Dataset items
========
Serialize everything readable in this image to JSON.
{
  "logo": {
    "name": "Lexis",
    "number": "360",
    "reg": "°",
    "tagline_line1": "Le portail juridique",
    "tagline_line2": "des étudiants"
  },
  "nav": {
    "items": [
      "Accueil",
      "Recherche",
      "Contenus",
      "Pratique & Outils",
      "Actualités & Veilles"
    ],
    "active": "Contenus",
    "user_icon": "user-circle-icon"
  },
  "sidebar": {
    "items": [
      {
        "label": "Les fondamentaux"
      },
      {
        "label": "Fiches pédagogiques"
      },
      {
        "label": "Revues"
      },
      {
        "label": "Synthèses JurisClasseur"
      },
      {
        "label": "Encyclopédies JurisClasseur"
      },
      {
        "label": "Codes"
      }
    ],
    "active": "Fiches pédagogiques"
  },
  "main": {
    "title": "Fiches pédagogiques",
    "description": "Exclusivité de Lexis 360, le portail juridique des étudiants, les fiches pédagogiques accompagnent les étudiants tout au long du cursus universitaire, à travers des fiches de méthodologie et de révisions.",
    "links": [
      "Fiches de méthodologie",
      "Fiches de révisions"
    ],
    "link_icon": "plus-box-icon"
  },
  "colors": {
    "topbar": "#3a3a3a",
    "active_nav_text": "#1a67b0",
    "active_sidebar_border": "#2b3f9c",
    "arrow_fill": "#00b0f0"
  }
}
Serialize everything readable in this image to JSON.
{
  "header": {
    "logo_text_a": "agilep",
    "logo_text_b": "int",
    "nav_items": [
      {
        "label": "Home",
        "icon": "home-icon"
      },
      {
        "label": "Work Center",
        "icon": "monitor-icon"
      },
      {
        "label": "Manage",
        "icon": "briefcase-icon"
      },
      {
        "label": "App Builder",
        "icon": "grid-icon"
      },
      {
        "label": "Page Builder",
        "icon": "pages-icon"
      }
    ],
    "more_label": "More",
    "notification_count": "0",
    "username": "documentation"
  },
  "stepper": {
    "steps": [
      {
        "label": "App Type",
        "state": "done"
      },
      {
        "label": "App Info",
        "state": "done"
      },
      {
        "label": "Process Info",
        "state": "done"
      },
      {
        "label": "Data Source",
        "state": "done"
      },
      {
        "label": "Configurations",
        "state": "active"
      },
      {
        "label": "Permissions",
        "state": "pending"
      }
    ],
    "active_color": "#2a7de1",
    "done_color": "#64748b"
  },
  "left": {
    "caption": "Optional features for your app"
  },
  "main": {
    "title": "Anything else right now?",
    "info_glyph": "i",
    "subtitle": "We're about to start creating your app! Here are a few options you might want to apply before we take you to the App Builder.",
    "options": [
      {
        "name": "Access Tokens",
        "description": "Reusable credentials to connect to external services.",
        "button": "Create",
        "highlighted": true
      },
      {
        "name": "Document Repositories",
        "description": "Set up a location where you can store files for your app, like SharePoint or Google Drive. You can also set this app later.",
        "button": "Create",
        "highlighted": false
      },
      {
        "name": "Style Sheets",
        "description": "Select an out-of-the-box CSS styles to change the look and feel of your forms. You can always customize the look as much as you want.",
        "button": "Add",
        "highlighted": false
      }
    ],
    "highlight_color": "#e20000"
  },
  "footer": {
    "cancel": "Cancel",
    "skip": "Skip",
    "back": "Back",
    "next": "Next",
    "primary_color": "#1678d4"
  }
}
========
▸ **Stated goal**
Type out all of the material again, word for word.

▸ **Task output**
Serialize everything readable in this image to JSON.
{
  "logo": {
    "name": "Lexis",
    "number": "360",
    "reg": "°",
    "tagline_line1": "Le portail juridique",
    "tagline_line2": "des étudiants"
  },
  "nav": {
    "items": [
      "Accueil",
      "Recherche",
      "Contenus",
      "Pratique & Outils",
      "Actualités & Veilles"
    ],
    "active": "Contenus",
    "user_icon": "user-circle-icon"
  },
  "sidebar": {
    "items": [
      {
        "label": "Les fondamentaux"
      },
      {
        "label": "Fiches pédagogiques"
      },
      {
        "label": "Revues"
      },
      {
        "label": "Synthèses JurisClasseur"
      },
      {
        "label": "Encyclopédies JurisClasseur"
      },
      {
        "label": "Codes"
      }
    ],
    "active": "Fiches pédagogiques"
  },
  "main": {
    "title": "Fiches pédagogiques",
    "description": "Exclusivité de Lexis 360, le portail juridique des étudiants, les fiches pédagogiques accompagnent les étudiants tout au long du cursus universitaire, à travers des fiches de méthodologie et de révisions.",
    "links": [
      "Fiches de méthodologie",
      "Fiches de révisions"
    ],
    "link_icon": "plus-box-icon"
  },
  "colors": {
    "topbar": "#3a3a3a",
    "active_nav_text": "#1a67b0",
    "active_sidebar_border": "#2b3f9c",
    "arrow_fill": "#00b0f0"
  }
}
Serialize everything readable in this image to JSON.
{
  "header": {
    "logo_text_a": "agilep",
    "logo_text_b": "int",
    "nav_items": [
      {
        "label": "Home",
        "icon": "home-icon"
      },
      {
        "label": "Work Center",
        "icon": "monitor-icon"
      },
      {
        "label": "Manage",
        "icon": "briefcase-icon"
      },
      {
        "label": "App Builder",
        "icon": "grid-icon"
      },
      {
        "label": "Page Builder",
        "icon": "pages-icon"
      }
    ],
    "more_label": "More",
    "notification_count": "0",
    "username": "documentation"
  },
  "stepper": {
    "steps": [
      {
        "label": "App Type",
        "state": "done"
      },
      {
        "label": "App Info",
        "state": "done"
      },
      {
        "label": "Process Info",
        "state": "done"
      },
      {
        "label": "Data Source",
        "state": "done"
      },
      {
        "label": "Configurations",
        "state": "active"
      },
      {
        "label": "Permissions",
        "state": "pending"
      }
    ],
    "active_color": "#2a7de1",
    "done_color": "#64748b"
  },
  "left": {
    "caption": "Optional features for your app"
  },
  "main": {
    "title": "Anything else right now?",
    "info_glyph": "i",
    "subtitle": "We're about to start creating your app! Here are a few options you might want to apply before we take you to the App Builder.",
    "options": [
      {
        "name": "Access Tokens",
        "description": "Reusable credentials to connect to external services.",
        "button": "Create",
        "highlighted": true
      },
      {
        "name": "Document Repositories",
        "description": "Set up a location where you can store files for your app, like SharePoint or Google Drive. You can also set this app later.",
        "button": "Create",
        "highlighted": false
      },
      {
        "name": "Style Sheets",
        "description": "Select an out-of-the-box CSS styles to change the look and feel of your forms. You can always customize the look as much as you want.",
        "button": "Add",
        "highlighted": false
      }
    ],
    "highlight_color": "#e20000"
  },
  "footer": {
    "cancel": "Cancel",
    "skip": "Skip",
    "back": "Back",
    "next": "Next",
    "primary_color": "#1678d4"
  }
}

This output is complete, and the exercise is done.